## Work to do
Pick up the tutorial below on connecting Jupyter Notebook to GitHub and keep writing it from its final sentence.

## Text to read
* start *

Data / Development

Integrate Jupyter Notebooks with GitHub

7 May 2021 10:20am, by

Jupyter Notebook is a web-based development tool that makes it easier for developers to manage projects. With a user-friendly interface, Jupyter includes interactive elements to create and share live documents that contain code, visuals, equations, and even narrative texts.

I’ve already written about how to install Jupyter Notebook in my piece “Jupyter Notebooks: The Web-Based Dev Tool You’ve Been Seeking,” so you should read through that tutorial to get Jupyter up and running.

Thing is, with a default Jupyter installation, you miss out on GitHub integration. And given how so many developers depend on the likes of GitHub, this is a feature that is sorely missed.

Fortunately, a developer has created an extension that makes it possible for you to use Jupyter with GitHub. Unfortunately, since the developer created the extension for Jupyter/GitHub, things have changed on the side of GitHub, so there’s one caveat to using this tool (I’ll explain later). But even with that caveat, this extension is a good way to keep your Jupyter Notebooks in sync with a GitHub repository (otherwise, all of those notebooks will remain on your local machine).

Let’s get these two pieces of technology connected.

Before you start this process, make sure you’ve taken care of getting Jupyter installed. Make sure you don’t launch a notebook yet. We’ll do that in a bit.

* end *

[Saved entries]

* start *

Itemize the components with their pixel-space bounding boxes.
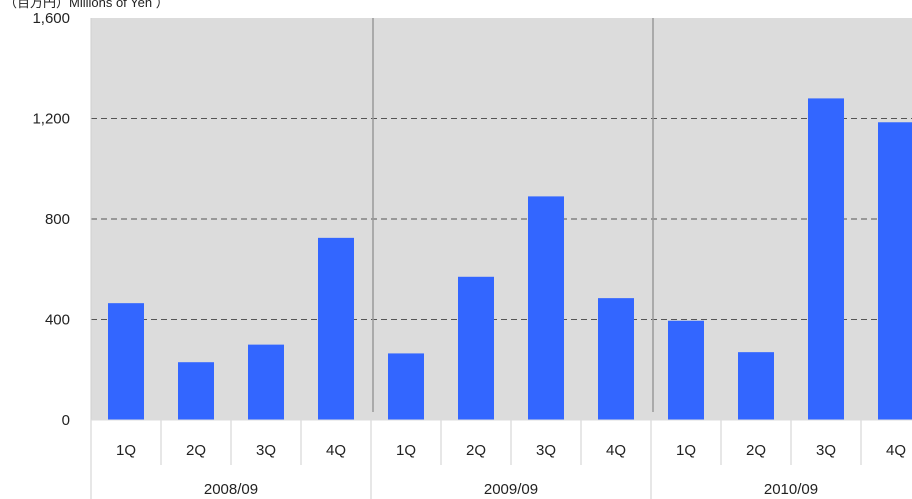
y-axis-ticks: 0 400 800 1,200 1,600 <box>32 10 70 429</box>
x-tick-label: 4Q <box>886 442 906 459</box>
bar <box>878 122 912 421</box>
x-tick-label: 4Q <box>326 442 346 459</box>
bar <box>598 298 634 420</box>
x-tick-label: 2Q <box>746 442 766 459</box>
grid-lines <box>91 118 912 320</box>
bars <box>108 98 912 421</box>
y-tick-label: 0 <box>62 412 70 429</box>
bar <box>458 276 494 420</box>
bar <box>178 362 214 420</box>
bar <box>668 320 704 420</box>
x-tick-label: 4Q <box>606 442 626 459</box>
x-tick-label: 2Q <box>186 442 206 459</box>
y-tick-label: 400 <box>45 312 70 329</box>
x-tick-label: 1Q <box>676 442 696 459</box>
x-group-label: 2008/09 <box>204 481 258 498</box>
y-tick-label: 1,200 <box>32 111 70 128</box>
y-tick-label: 1,600 <box>32 10 70 27</box>
bar <box>318 237 354 420</box>
bar <box>738 352 774 420</box>
x-axis: 1Q 2Q 3Q 4Q 2008/09 1Q 2Q 3Q 4Q 2009/09 1Q 2Q 3Q 4Q 20… <box>90 18 912 499</box>
bar <box>108 303 144 420</box>
x-tick-label: 3Q <box>816 442 836 459</box>
x-tick-label: 3Q <box>536 442 556 459</box>
bar <box>528 196 564 420</box>
bar <box>808 98 844 421</box>
bar <box>388 353 424 420</box>
x-group-label: 2009/09 <box>484 481 538 498</box>
unit-label: （百万円）Millions of Yen ） <box>4 0 169 10</box>
x-tick-label: 1Q <box>116 442 136 459</box>
bar <box>248 344 284 420</box>
group-separators <box>372 18 654 412</box>
y-tick-label: 800 <box>45 211 70 228</box>
x-tick-label: 1Q <box>396 442 416 459</box>
x-tick-label: 3Q <box>256 442 276 459</box>
x-group-label: 2010/09 <box>764 481 818 498</box>
x-tick-label: 2Q <box>466 442 486 459</box>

* end *

## Reply
Installing the Extension

You’ve already installed the necessary dependencies for Jupyter (Python and pip). You now need to install the Jupyter GitHub extension. Log into your machine that contains Jupyter and open a terminal window. From the CLI, issue the following commands:

alias pip=pip3

pip install git+https://github.com/sat28/githubcommit.git

jupyter serverextension enable --py githubcommit

jupyter nbextension install --py githubcommit --user

jupyter nbextension enable githubcommit --user --py

The above commands will install the extension and make sure it is available for all notebooks.

Install the remaining dependencies

You probably already have git installed, but on the off-chance you don’t, issue the command (I’m demonstrating on Ubuntu Desktop 21.04):

sudo apt-get install git -y

If you’re using a Red Hat-based distribution, that command would be:

sudo dnf install git -y

Generate SSH keys

You’ll also need SSH keys (so you can clone the necessary repository). For this, run the command:

ssh-keygen

Make sure to accept the defaults and give the key a unique and strong password.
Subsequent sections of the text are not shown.